** start of Task material **
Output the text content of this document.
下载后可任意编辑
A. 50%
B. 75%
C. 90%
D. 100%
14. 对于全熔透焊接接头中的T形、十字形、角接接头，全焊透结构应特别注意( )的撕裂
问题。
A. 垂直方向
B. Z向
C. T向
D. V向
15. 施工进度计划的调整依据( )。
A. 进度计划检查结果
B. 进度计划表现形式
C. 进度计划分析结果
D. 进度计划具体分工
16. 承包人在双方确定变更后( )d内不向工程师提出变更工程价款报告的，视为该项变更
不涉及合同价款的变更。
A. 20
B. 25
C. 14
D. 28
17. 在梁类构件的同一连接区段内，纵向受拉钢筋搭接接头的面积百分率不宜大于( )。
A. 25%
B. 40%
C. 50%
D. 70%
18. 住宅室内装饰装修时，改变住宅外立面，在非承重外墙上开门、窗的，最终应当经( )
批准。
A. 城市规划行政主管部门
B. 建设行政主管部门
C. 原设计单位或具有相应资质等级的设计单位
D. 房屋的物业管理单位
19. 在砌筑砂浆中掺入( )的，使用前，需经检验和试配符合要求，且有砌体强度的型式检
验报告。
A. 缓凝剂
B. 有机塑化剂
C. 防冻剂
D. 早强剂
** end of Task material **
** start of Task material **
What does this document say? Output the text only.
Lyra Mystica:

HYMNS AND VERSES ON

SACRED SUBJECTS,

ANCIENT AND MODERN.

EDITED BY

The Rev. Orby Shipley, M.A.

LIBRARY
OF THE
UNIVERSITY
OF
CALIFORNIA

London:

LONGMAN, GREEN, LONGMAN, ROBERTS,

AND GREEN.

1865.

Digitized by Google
** end of Task material **
** start of Task material **
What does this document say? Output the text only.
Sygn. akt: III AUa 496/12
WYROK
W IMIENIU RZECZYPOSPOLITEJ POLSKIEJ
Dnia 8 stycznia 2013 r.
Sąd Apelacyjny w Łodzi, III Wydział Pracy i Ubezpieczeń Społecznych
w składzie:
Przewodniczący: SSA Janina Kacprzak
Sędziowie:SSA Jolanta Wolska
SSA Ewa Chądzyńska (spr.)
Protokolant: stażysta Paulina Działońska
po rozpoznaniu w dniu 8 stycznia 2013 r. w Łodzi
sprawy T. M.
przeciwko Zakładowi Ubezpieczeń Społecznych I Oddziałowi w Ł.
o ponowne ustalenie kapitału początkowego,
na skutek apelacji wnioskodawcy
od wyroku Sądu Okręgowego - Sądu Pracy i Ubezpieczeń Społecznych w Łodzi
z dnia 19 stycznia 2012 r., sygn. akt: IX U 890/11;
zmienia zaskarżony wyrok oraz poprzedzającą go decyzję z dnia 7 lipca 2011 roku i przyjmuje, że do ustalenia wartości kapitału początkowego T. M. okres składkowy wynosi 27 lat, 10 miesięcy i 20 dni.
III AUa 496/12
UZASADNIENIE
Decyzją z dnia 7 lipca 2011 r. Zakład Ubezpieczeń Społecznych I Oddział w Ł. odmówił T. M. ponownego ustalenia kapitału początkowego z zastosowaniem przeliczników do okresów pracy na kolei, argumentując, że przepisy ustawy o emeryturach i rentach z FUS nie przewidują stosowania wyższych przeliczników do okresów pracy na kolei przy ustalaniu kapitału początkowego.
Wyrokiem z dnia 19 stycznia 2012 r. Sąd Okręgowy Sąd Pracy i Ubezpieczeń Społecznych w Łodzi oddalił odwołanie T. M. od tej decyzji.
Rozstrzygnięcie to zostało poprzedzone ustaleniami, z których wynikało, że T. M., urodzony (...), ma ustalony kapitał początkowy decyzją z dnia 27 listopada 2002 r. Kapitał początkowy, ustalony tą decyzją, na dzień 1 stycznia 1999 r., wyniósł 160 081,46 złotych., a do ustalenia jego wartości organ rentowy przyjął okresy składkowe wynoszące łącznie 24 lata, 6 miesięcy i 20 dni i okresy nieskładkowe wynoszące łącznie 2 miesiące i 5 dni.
** end of Task material **
Do this » From the data, list each line in which the string "Łodzi" appears.

Answer for this exercise »
Sąd Apelacyjny w Łodzi, III Wydział Pracy i Ubezpieczeń Społecznych
po rozpoznaniu w dniu 8 stycznia 2013 r. w Łodzi
od wyroku Sądu Okręgowego - Sądu Pracy i Ubezpieczeń Społecznych w Łodzi
Wyrokiem z dnia 19 stycznia 2012 r. Sąd Okręgowy Sąd Pracy i Ubezpieczeń Społecznych w Łodzi oddalił odwołanie T. M. od tej decyzji.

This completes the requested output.